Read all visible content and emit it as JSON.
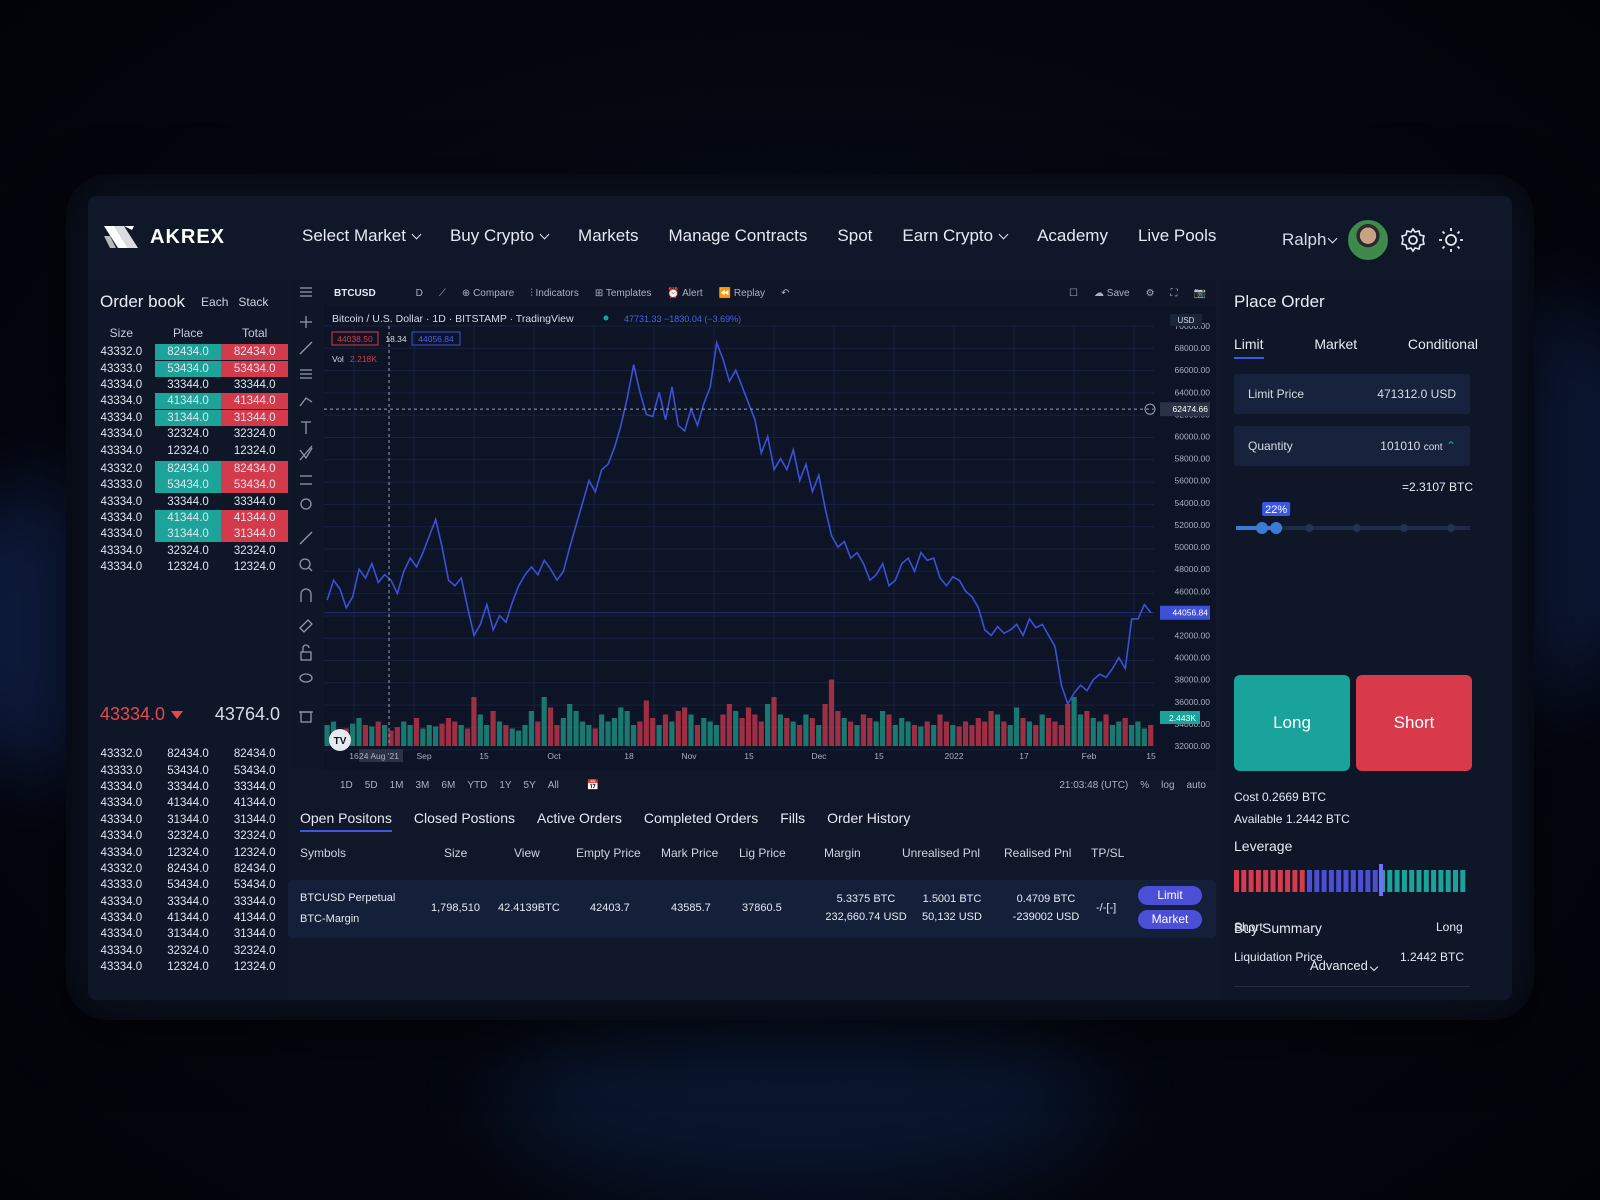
{
  "brand": {
    "name": "AKREX"
  },
  "nav": {
    "items": [
      {
        "label": "Select Market",
        "dropdown": true
      },
      {
        "label": "Buy Crypto",
        "dropdown": true
      },
      {
        "label": "Markets",
        "dropdown": false
      },
      {
        "label": "Manage Contracts",
        "dropdown": false
      },
      {
        "label": "Spot",
        "dropdown": false
      },
      {
        "label": "Earn Crypto",
        "dropdown": true
      },
      {
        "label": "Academy",
        "dropdown": false
      },
      {
        "label": "Live Pools",
        "dropdown": false
      }
    ],
    "user": "Ralph"
  },
  "orderbook": {
    "title": "Order book",
    "tabs": [
      "Each",
      "Stack"
    ],
    "columns": [
      "Size",
      "Place",
      "Total"
    ],
    "top_rows": [
      [
        "43332.0",
        "82434.0",
        "82434.0",
        "hl"
      ],
      [
        "43333.0",
        "53434.0",
        "53434.0",
        "hl"
      ],
      [
        "43334.0",
        "33344.0",
        "33344.0",
        ""
      ],
      [
        "43334.0",
        "41344.0",
        "41344.0",
        "hl"
      ],
      [
        "43334.0",
        "31344.0",
        "31344.0",
        "hl"
      ],
      [
        "43334.0",
        "32324.0",
        "32324.0",
        ""
      ],
      [
        "43334.0",
        "12324.0",
        "12324.0",
        ""
      ],
      [
        "43332.0",
        "82434.0",
        "82434.0",
        "hl"
      ],
      [
        "43333.0",
        "53434.0",
        "53434.0",
        "hl"
      ],
      [
        "43334.0",
        "33344.0",
        "33344.0",
        ""
      ],
      [
        "43334.0",
        "41344.0",
        "41344.0",
        "hl"
      ],
      [
        "43334.0",
        "31344.0",
        "31344.0",
        "hl"
      ],
      [
        "43334.0",
        "32324.0",
        "32324.0",
        ""
      ],
      [
        "43334.0",
        "12324.0",
        "12324.0",
        ""
      ]
    ],
    "mid_price": "43334.0",
    "mid_value": "43764.0",
    "bottom_rows": [
      [
        "43332.0",
        "82434.0",
        "82434.0"
      ],
      [
        "43333.0",
        "53434.0",
        "53434.0"
      ],
      [
        "43334.0",
        "33344.0",
        "33344.0"
      ],
      [
        "43334.0",
        "41344.0",
        "41344.0"
      ],
      [
        "43334.0",
        "31344.0",
        "31344.0"
      ],
      [
        "43334.0",
        "32324.0",
        "32324.0"
      ],
      [
        "43334.0",
        "12324.0",
        "12324.0"
      ],
      [
        "43332.0",
        "82434.0",
        "82434.0"
      ],
      [
        "43333.0",
        "53434.0",
        "53434.0"
      ],
      [
        "43334.0",
        "33344.0",
        "33344.0"
      ],
      [
        "43334.0",
        "41344.0",
        "41344.0"
      ],
      [
        "43334.0",
        "31344.0",
        "31344.0"
      ],
      [
        "43334.0",
        "32324.0",
        "32324.0"
      ],
      [
        "43334.0",
        "12324.0",
        "12324.0"
      ]
    ]
  },
  "chart_toolbar": {
    "symbol": "BTCUSD",
    "interval": "D",
    "compare": "Compare",
    "indicators": "Indicators",
    "templates": "Templates",
    "alert": "Alert",
    "replay": "Replay",
    "save": "Save"
  },
  "chart_legend": {
    "title": "Bitcoin / U.S. Dollar · 1D · BITSTAMP · TradingView",
    "change": "47731.33 −1830.04 (−3.69%)",
    "bid": "44038.50",
    "spread": "18.34",
    "ask": "44056.84",
    "vol_label": "Vol",
    "vol_value": "2.218K",
    "currency": "USD"
  },
  "chart_data": {
    "type": "line",
    "x_ticks": [
      "16",
      "24 Aug '21",
      "Sep",
      "15",
      "Oct",
      "18",
      "Nov",
      "15",
      "Dec",
      "15",
      "2022",
      "17",
      "Feb",
      "15"
    ],
    "y_ticks": [
      "70000.00",
      "68000.00",
      "66000.00",
      "64000.00",
      "62000.00",
      "60000.00",
      "58000.00",
      "56000.00",
      "54000.00",
      "52000.00",
      "50000.00",
      "48000.00",
      "46000.00",
      "44000.00",
      "42000.00",
      "40000.00",
      "38000.00",
      "36000.00",
      "34000.00",
      "32000.00"
    ],
    "ylim": [
      32000,
      70000
    ],
    "crosshair_price": "62474.66",
    "last_price": "44056.84",
    "volume_tag": "2.443K",
    "price": [
      45200,
      47000,
      46200,
      44500,
      45500,
      48000,
      47200,
      48500,
      46800,
      47500,
      47000,
      45800,
      47800,
      49000,
      48200,
      49500,
      51000,
      52500,
      50000,
      47000,
      46500,
      47200,
      44500,
      42000,
      43000,
      44800,
      42500,
      43800,
      43200,
      45000,
      46500,
      47500,
      48200,
      47500,
      48800,
      48000,
      47000,
      47800,
      50000,
      52000,
      54000,
      56000,
      55000,
      57000,
      57500,
      59000,
      61000,
      63500,
      66500,
      64000,
      62000,
      61800,
      64000,
      61500,
      64500,
      61000,
      60500,
      62500,
      61000,
      63000,
      64500,
      68500,
      67000,
      65000,
      66000,
      64500,
      63000,
      61500,
      58500,
      60000,
      57000,
      58000,
      57000,
      58800,
      56000,
      57500,
      55000,
      56500,
      53500,
      51000,
      50000,
      50500,
      49000,
      49500,
      48500,
      47000,
      47500,
      48500,
      46500,
      47000,
      48500,
      49000,
      47800,
      49500,
      48800,
      49000,
      47200,
      46500,
      47300,
      47000,
      46000,
      45500,
      44500,
      42500,
      42000,
      42800,
      42200,
      42500,
      43000,
      42000,
      43500,
      42700,
      43000,
      42000,
      41000,
      37500,
      35800,
      36800,
      37500,
      37000,
      38000,
      38500,
      38200,
      39000,
      40000,
      39000,
      43500,
      43500,
      44800,
      44056
    ],
    "volume": [
      0.3,
      0.35,
      0.2,
      0.25,
      0.32,
      0.4,
      0.3,
      0.28,
      0.35,
      0.3,
      0.22,
      0.27,
      0.35,
      0.3,
      0.4,
      0.25,
      0.3,
      0.28,
      0.32,
      0.4,
      0.35,
      0.3,
      0.25,
      0.7,
      0.45,
      0.3,
      0.5,
      0.35,
      0.3,
      0.25,
      0.22,
      0.3,
      0.5,
      0.35,
      0.7,
      0.55,
      0.3,
      0.4,
      0.6,
      0.5,
      0.35,
      0.3,
      0.25,
      0.45,
      0.35,
      0.4,
      0.55,
      0.5,
      0.3,
      0.35,
      0.65,
      0.4,
      0.3,
      0.45,
      0.35,
      0.5,
      0.55,
      0.45,
      0.3,
      0.4,
      0.35,
      0.3,
      0.45,
      0.6,
      0.5,
      0.4,
      0.55,
      0.45,
      0.35,
      0.6,
      0.7,
      0.45,
      0.4,
      0.35,
      0.3,
      0.45,
      0.4,
      0.3,
      0.6,
      0.95,
      0.5,
      0.4,
      0.35,
      0.3,
      0.45,
      0.4,
      0.35,
      0.5,
      0.45,
      0.3,
      0.4,
      0.35,
      0.3,
      0.28,
      0.35,
      0.3,
      0.45,
      0.35,
      0.3,
      0.28,
      0.35,
      0.3,
      0.4,
      0.35,
      0.5,
      0.45,
      0.35,
      0.3,
      0.55,
      0.4,
      0.35,
      0.3,
      0.45,
      0.4,
      0.35,
      0.3,
      0.6,
      0.7,
      0.45,
      0.5,
      0.4,
      0.35,
      0.45,
      0.3,
      0.35,
      0.4,
      0.3,
      0.35,
      0.25,
      0.3
    ]
  },
  "chart_bottom": {
    "ranges": [
      "1D",
      "5D",
      "1M",
      "3M",
      "6M",
      "YTD",
      "1Y",
      "5Y",
      "All"
    ],
    "time": "21:03:48 (UTC)",
    "pct": "%",
    "log": "log",
    "auto": "auto"
  },
  "positions": {
    "tabs": [
      "Open Positons",
      "Closed Postions",
      "Active Orders",
      "Completed Orders",
      "Fills",
      "Order History"
    ],
    "columns": [
      "Symbols",
      "Size",
      "View",
      "Empty Price",
      "Mark Price",
      "Lig Price",
      "Margin",
      "Unrealised Pnl",
      "Realised Pnl",
      "TP/SL"
    ],
    "row": {
      "symbol": "BTCUSD Perpetual",
      "margin_type": "BTC-Margin",
      "size": "1,798,510",
      "view": "42.4139BTC",
      "empty_price": "42403.7",
      "mark_price": "43585.7",
      "lig_price": "37860.5",
      "margin_btc": "5.3375 BTC",
      "margin_usd": "232,660.74 USD",
      "unrealised_btc": "1.5001 BTC",
      "unrealised_usd": "50,132 USD",
      "realised_btc": "0.4709 BTC",
      "realised_usd": "-239002 USD",
      "tpsl": "-/-[-]",
      "limit_btn": "Limit",
      "market_btn": "Market"
    }
  },
  "place_order": {
    "title": "Place Order",
    "tabs": [
      "Limit",
      "Market",
      "Conditional"
    ],
    "limit_price_label": "Limit Price",
    "limit_price_value": "471312.0 USD",
    "quantity_label": "Quantity",
    "quantity_value": "101010",
    "quantity_unit": "cont",
    "btc_equiv": "=2.3107 BTC",
    "slider_pct": "22%",
    "slider_fraction": 0.22,
    "long": "Long",
    "short": "Short",
    "cost": "Cost 0.2669 BTC",
    "available": "Available 1.2442 BTC",
    "leverage_label": "Leverage",
    "leverage_short": "Short",
    "leverage_long": "Long",
    "advanced": "Advanced",
    "buy_summary": "Buy Summary",
    "liq_label": "Liquidation Price",
    "liq_value": "1.2442 BTC"
  },
  "colors": {
    "green": "#1aa39b",
    "red": "#d83a4c",
    "accent": "#3a57e8",
    "line": "#3f4fd8"
  }
}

________________

### [Task description]
Gather each line in the entries above where the string "title" is found.

### [Expected answer]
    "title": "Order book",
    "title": "Bitcoin / U.S. Dollar · 1D · BITSTAMP · TradingView",
    "title": "Place Order",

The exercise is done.